### Exercise brief
Show every line below that contains the word "elements", treating uppercase and lowercase letters as different.
[Start Working data]
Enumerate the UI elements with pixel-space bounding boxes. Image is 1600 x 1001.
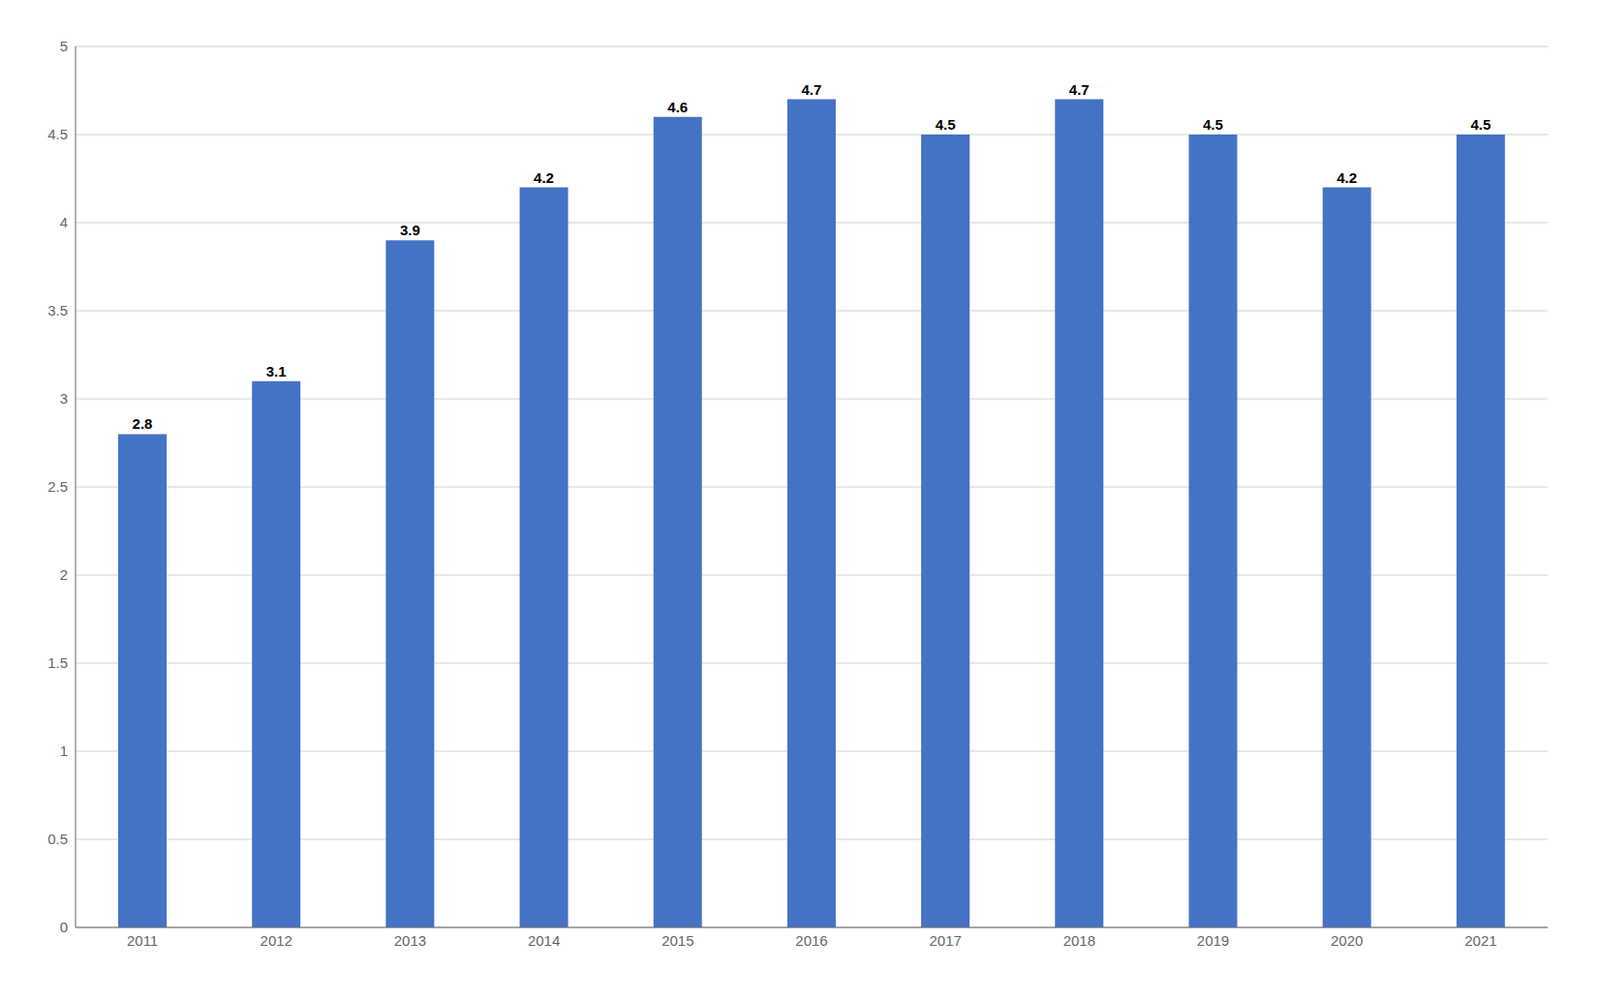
svg-text:2015: 2015	[661, 932, 694, 950]
svg-text:2021: 2021	[1464, 932, 1497, 950]
svg-text:2016: 2016	[795, 932, 828, 950]
svg-text:1.5: 1.5	[47, 654, 68, 672]
svg-text:2018: 2018	[1063, 932, 1096, 950]
svg-text:2012: 2012	[260, 932, 293, 950]
svg-text:3.1: 3.1	[266, 363, 287, 380]
svg-text:4.7: 4.7	[800, 81, 822, 98]
svg-text:4.7: 4.7	[1069, 81, 1090, 98]
svg-text:1: 1	[60, 742, 68, 760]
svg-text:3.5: 3.5	[47, 302, 68, 319]
svg-text:2020: 2020	[1330, 932, 1363, 950]
svg-text:4.5: 4.5	[1202, 116, 1224, 133]
svg-text:2014: 2014	[527, 932, 560, 950]
svg-text:2.5: 2.5	[47, 478, 68, 495]
svg-text:2: 2	[60, 566, 68, 584]
svg-text:4.5: 4.5	[47, 125, 68, 143]
svg-text:4.2: 4.2	[1336, 169, 1357, 186]
svg-text:2017: 2017	[928, 932, 961, 950]
svg-text:3: 3	[60, 390, 68, 407]
svg-text:4.6: 4.6	[667, 98, 688, 116]
svg-text:4.5: 4.5	[935, 116, 956, 133]
svg-text:0.5: 0.5	[47, 830, 68, 848]
svg-text:4.2: 4.2	[533, 169, 554, 186]
svg-text:3.9: 3.9	[400, 221, 421, 239]
svg-text:2013: 2013	[394, 932, 427, 950]
svg-text:2011: 2011	[126, 932, 158, 950]
svg-text:0: 0	[60, 919, 68, 936]
svg-text:2.8: 2.8	[132, 415, 154, 432]
svg-text:2019: 2019	[1197, 932, 1230, 950]
svg-text:5: 5	[60, 37, 68, 55]
svg-text:4: 4	[60, 214, 68, 231]
svg-text:4.5: 4.5	[1470, 116, 1491, 133]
[End Working data]
### Expected output
Enumerate the UI elements with pixel-space bounding boxes. Image is 1600 x 1001.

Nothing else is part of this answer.